§ What to work on
Write the data out again in full, with no departure from the original.

§ Dataset content
========

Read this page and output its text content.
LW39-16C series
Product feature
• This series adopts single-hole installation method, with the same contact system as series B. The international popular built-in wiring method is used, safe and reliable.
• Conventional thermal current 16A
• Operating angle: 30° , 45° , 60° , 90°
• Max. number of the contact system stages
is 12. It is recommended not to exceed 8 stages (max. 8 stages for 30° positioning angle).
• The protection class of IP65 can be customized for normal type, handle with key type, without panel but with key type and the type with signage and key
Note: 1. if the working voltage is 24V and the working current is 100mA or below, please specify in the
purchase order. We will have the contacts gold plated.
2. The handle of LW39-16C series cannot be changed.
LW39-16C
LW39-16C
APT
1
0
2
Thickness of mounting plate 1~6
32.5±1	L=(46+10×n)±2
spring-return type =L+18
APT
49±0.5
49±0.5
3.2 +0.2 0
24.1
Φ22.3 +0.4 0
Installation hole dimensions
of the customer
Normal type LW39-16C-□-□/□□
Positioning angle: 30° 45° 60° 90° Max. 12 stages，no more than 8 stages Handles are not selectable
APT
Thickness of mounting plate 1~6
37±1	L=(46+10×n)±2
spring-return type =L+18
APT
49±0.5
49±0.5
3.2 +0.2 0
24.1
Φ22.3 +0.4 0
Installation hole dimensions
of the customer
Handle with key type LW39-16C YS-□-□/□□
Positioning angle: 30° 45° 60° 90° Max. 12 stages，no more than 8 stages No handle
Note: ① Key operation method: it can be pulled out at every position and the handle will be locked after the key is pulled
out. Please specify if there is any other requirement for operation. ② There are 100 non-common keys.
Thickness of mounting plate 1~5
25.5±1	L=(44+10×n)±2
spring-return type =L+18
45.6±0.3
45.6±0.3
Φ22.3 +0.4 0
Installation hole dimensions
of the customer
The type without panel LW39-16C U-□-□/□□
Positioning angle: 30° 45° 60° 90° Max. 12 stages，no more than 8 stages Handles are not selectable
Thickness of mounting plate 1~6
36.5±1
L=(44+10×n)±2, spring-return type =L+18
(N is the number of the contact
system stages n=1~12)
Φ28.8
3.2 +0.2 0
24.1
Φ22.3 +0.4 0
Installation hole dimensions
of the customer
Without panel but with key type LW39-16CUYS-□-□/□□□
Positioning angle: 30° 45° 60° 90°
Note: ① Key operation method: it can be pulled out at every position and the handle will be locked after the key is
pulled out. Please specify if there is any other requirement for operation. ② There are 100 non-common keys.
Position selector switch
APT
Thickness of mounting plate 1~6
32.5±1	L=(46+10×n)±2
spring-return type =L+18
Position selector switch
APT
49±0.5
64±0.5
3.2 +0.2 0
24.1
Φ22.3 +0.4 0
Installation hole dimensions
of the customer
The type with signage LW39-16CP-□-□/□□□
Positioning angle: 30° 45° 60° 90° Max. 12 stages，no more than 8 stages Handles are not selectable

========

§ Worked answer
Read this page and output its text content.
LW39-16C series
Product feature
• This series adopts single-hole installation method, with the same contact system as series B. The international popular built-in wiring method is used, safe and reliable.
• Conventional thermal current 16A
• Operating angle: 30° , 45° , 60° , 90°
• Max. number of the contact system stages
is 12. It is recommended not to exceed 8 stages (max. 8 stages for 30° positioning angle).
• The protection class of IP65 can be customized for normal type, handle with key type, without panel but with key type and the type with signage and key
Note: 1. if the working voltage is 24V and the working current is 100mA or below, please specify in the
purchase order. We will have the contacts gold plated.
2. The handle of LW39-16C series cannot be changed.
LW39-16C
LW39-16C
APT
1
0
2
Thickness of mounting plate 1~6
32.5±1	L=(46+10×n)±2
spring-return type =L+18
APT
49±0.5
49±0.5
3.2 +0.2 0
24.1
Φ22.3 +0.4 0
Installation hole dimensions
of the customer
Normal type LW39-16C-□-□/□□
Positioning angle: 30° 45° 60° 90° Max. 12 stages，no more than 8 stages Handles are not selectable
APT
Thickness of mounting plate 1~6
37±1	L=(46+10×n)±2
spring-return type =L+18
APT
49±0.5
49±0.5
3.2 +0.2 0
24.1
Φ22.3 +0.4 0
Installation hole dimensions
of the customer
Handle with key type LW39-16C YS-□-□/□□
Positioning angle: 30° 45° 60° 90° Max. 12 stages，no more than 8 stages No handle
Note: ① Key operation method: it can be pulled out at every position and the handle will be locked after the key is pulled
out. Please specify if there is any other requirement for operation. ② There are 100 non-common keys.
Thickness of mounting plate 1~5
25.5±1	L=(44+10×n)±2
spring-return type =L+18
45.6±0.3
45.6±0.3
Φ22.3 +0.4 0
Installation hole dimensions
of the customer
The type without panel LW39-16C U-□-□/□□
Positioning angle: 30° 45° 60° 90° Max. 12 stages，no more than 8 stages Handles are not selectable
Thickness of mounting plate 1~6
36.5±1
L=(44+10×n)±2, spring-return type =L+18
(N is the number of the contact
system stages n=1~12)
Φ28.8
3.2 +0.2 0
24.1
Φ22.3 +0.4 0
Installation hole dimensions
of the customer
Without panel but with key type LW39-16CUYS-□-□/□□□
Positioning angle: 30° 45° 60° 90°
Note: ① Key operation method: it can be pulled out at every position and the handle will be locked after the key is
pulled out. Please specify if there is any other requirement for operation. ② There are 100 non-common keys.
Position selector switch
APT
Thickness of mounting plate 1~6
32.5±1	L=(46+10×n)±2
spring-return type =L+18
Position selector switch
APT
49±0.5
64±0.5
3.2 +0.2 0
24.1
Φ22.3 +0.4 0
Installation hole dimensions
of the customer
The type with signage LW39-16CP-□-□/□□□
Positioning angle: 30° 45° 60° 90° Max. 12 stages，no more than 8 stages Handles are not selectable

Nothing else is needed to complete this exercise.